Problem details:
Copy the material that follows word for word and omit its pictures.

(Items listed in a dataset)
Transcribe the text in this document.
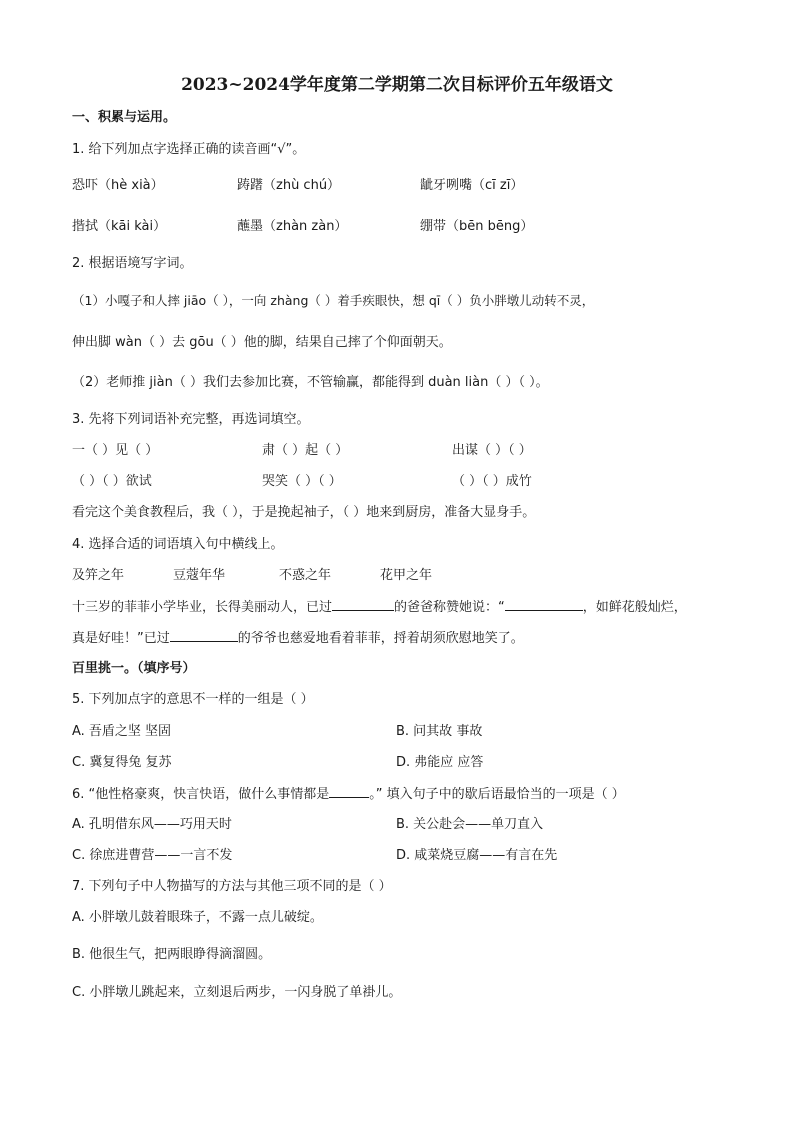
2023~2024学年度第二学期第二次目标评价五年级语文
一、积累与运用。
1. 给下列加点字选择正确的读音画“√”。
恐吓（hè xià）	踌躇（zhù chú）	龇牙咧嘴（cī zī）
揩拭（kāi kài）	蘸墨（zhàn zàn）	绷带（bēn bēng）
2. 根据语境写字词。
（1）小嘎子和人摔 jiāo（ ），一向 zhàng（ ）着手疾眼快，想 qī（ ）负小胖墩儿动转不灵，
伸出脚 wàn（ ）去 gōu（ ）他的脚，结果自己摔了个仰面朝天。
（2）老师推 jiàn（ ）我们去参加比赛，不管输赢，都能得到 duàn liàn（ ）（ ）。
3. 先将下列词语补充完整，再选词填空。
一（ ）见（ ）	肃（ ）起（ ）	出谋（ ）（ ）
（ ）（ ）欲试	哭笑（ ）（ ）	（ ）（ ）成竹
看完这个美食教程后，我（ ），于是挽起袖子，（ ）地来到厨房，准备大显身手。
4. 选择合适的词语填入句中横线上。
及笄之年	豆蔻年华	不惑之年	花甲之年
十三岁的菲菲小学毕业，长得美丽动人，已过	的爸爸称赞她说：“	，如鲜花般灿烂，
真是好哇！”已过	的爷爷也慈爱地看着菲菲，捋着胡须欣慰地笑了。
百里挑一。（填序号）
5. 下列加点字的意思不一样的一组是（ ）
A. 吾盾之坚 坚固	B. 问其故 事故
C. 冀复得兔 复苏	D. 弗能应 应答
6. “他性格豪爽，快言快语，做什么事情都是	。” 填入句子中的歇后语最恰当的一项是（ ）
A. 孔明借东风——巧用天时	B. 关公赴会——单刀直入
C. 徐庶进曹营——一言不发	D. 咸菜烧豆腐——有言在先
7. 下列句子中人物描写的方法与其他三项不同的是（ ）
A. 小胖墩儿鼓着眼珠子，不露一点儿破绽。
B. 他很生气，把两眼睁得滴溜圆。
C. 小胖墩儿跳起来，立刻退后两步，一闪身脱了单褂儿。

Task answer:
Transcribe the text in this document.
2023~2024学年度第二学期第二次目标评价五年级语文
一、积累与运用。
1. 给下列加点字选择正确的读音画“√”。
恐吓（hè xià）	踌躇（zhù chú）	龇牙咧嘴（cī zī）
揩拭（kāi kài）	蘸墨（zhàn zàn）	绷带（bēn bēng）
2. 根据语境写字词。
（1）小嘎子和人摔 jiāo（ ），一向 zhàng（ ）着手疾眼快，想 qī（ ）负小胖墩儿动转不灵，
伸出脚 wàn（ ）去 gōu（ ）他的脚，结果自己摔了个仰面朝天。
（2）老师推 jiàn（ ）我们去参加比赛，不管输赢，都能得到 duàn liàn（ ）（ ）。
3. 先将下列词语补充完整，再选词填空。
一（ ）见（ ）	肃（ ）起（ ）	出谋（ ）（ ）
（ ）（ ）欲试	哭笑（ ）（ ）	（ ）（ ）成竹
看完这个美食教程后，我（ ），于是挽起袖子，（ ）地来到厨房，准备大显身手。
4. 选择合适的词语填入句中横线上。
及笄之年	豆蔻年华	不惑之年	花甲之年
十三岁的菲菲小学毕业，长得美丽动人，已过	的爸爸称赞她说：“	，如鲜花般灿烂，
真是好哇！”已过	的爷爷也慈爱地看着菲菲，捋着胡须欣慰地笑了。
百里挑一。（填序号）
5. 下列加点字的意思不一样的一组是（ ）
A. 吾盾之坚 坚固	B. 问其故 事故
C. 冀复得兔 复苏	D. 弗能应 应答
6. “他性格豪爽，快言快语，做什么事情都是	。” 填入句子中的歇后语最恰当的一项是（ ）
A. 孔明借东风——巧用天时	B. 关公赴会——单刀直入
C. 徐庶进曹营——一言不发	D. 咸菜烧豆腐——有言在先
7. 下列句子中人物描写的方法与其他三项不同的是（ ）
A. 小胖墩儿鼓着眼珠子，不露一点儿破绽。
B. 他很生气，把两眼睁得滴溜圆。
C. 小胖墩儿跳起来，立刻退后两步，一闪身脱了单褂儿。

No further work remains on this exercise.